— Begin —
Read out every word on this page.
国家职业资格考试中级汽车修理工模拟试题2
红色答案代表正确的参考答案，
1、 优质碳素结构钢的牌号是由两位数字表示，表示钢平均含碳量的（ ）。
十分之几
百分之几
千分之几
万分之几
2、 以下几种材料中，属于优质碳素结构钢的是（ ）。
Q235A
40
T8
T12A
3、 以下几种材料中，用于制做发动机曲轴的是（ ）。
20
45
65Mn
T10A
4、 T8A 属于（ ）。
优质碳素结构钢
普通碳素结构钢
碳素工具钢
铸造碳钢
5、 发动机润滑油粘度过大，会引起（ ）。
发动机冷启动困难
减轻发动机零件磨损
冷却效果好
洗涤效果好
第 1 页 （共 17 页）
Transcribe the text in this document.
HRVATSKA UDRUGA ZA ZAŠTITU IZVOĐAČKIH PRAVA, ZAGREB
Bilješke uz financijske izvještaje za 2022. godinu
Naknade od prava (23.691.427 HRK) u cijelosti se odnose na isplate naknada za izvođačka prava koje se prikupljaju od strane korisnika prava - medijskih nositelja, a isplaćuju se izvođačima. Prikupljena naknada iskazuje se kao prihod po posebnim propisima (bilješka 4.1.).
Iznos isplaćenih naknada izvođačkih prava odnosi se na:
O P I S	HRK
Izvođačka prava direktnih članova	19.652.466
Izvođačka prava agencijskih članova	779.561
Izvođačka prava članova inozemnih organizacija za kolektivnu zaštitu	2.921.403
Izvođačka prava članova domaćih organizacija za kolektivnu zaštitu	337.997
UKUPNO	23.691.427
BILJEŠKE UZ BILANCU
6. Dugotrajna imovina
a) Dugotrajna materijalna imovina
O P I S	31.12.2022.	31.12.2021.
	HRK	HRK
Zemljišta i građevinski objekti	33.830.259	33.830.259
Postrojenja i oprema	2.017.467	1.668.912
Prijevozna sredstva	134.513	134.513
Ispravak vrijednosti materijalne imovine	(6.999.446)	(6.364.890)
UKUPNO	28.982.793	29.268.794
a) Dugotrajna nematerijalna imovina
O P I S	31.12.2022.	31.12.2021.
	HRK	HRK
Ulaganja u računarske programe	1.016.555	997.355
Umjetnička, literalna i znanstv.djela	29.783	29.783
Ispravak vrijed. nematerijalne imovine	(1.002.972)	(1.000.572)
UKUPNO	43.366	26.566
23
— End —
▶ [PROMPT]: Quote each line of the data above exactly as written.

▶ [RIGHT ANSWER]:
Read out every word on this page.
国家职业资格考试中级汽车修理工模拟试题2
红色答案代表正确的参考答案，
1、 优质碳素结构钢的牌号是由两位数字表示，表示钢平均含碳量的（ ）。
十分之几
百分之几
千分之几
万分之几
2、 以下几种材料中，属于优质碳素结构钢的是（ ）。
Q235A
40
T8
T12A
3、 以下几种材料中，用于制做发动机曲轴的是（ ）。
20
45
65Mn
T10A
4、 T8A 属于（ ）。
优质碳素结构钢
普通碳素结构钢
碳素工具钢
铸造碳钢
5、 发动机润滑油粘度过大，会引起（ ）。
发动机冷启动困难
减轻发动机零件磨损
冷却效果好
洗涤效果好
第 1 页 （共 17 页）
Transcribe the text in this document.
HRVATSKA UDRUGA ZA ZAŠTITU IZVOĐAČKIH PRAVA, ZAGREB
Bilješke uz financijske izvještaje za 2022. godinu
Naknade od prava (23.691.427 HRK) u cijelosti se odnose na isplate naknada za izvođačka prava koje se prikupljaju od strane korisnika prava - medijskih nositelja, a isplaćuju se izvođačima. Prikupljena naknada iskazuje se kao prihod po posebnim propisima (bilješka 4.1.).
Iznos isplaćenih naknada izvođačkih prava odnosi se na:
O P I S	HRK
Izvođačka prava direktnih članova	19.652.466
Izvođačka prava agencijskih članova	779.561
Izvođačka prava članova inozemnih organizacija za kolektivnu zaštitu	2.921.403
Izvođačka prava članova domaćih organizacija za kolektivnu zaštitu	337.997
UKUPNO	23.691.427
BILJEŠKE UZ BILANCU
6. Dugotrajna imovina
a) Dugotrajna materijalna imovina
O P I S	31.12.2022.	31.12.2021.
	HRK	HRK
Zemljišta i građevinski objekti	33.830.259	33.830.259
Postrojenja i oprema	2.017.467	1.668.912
Prijevozna sredstva	134.513	134.513
Ispravak vrijednosti materijalne imovine	(6.999.446)	(6.364.890)
UKUPNO	28.982.793	29.268.794
a) Dugotrajna nematerijalna imovina
O P I S	31.12.2022.	31.12.2021.
	HRK	HRK
Ulaganja u računarske programe	1.016.555	997.355
Umjetnička, literalna i znanstv.djela	29.783	29.783
Ispravak vrijed. nematerijalne imovine	(1.002.972)	(1.000.572)
UKUPNO	43.366	26.566
23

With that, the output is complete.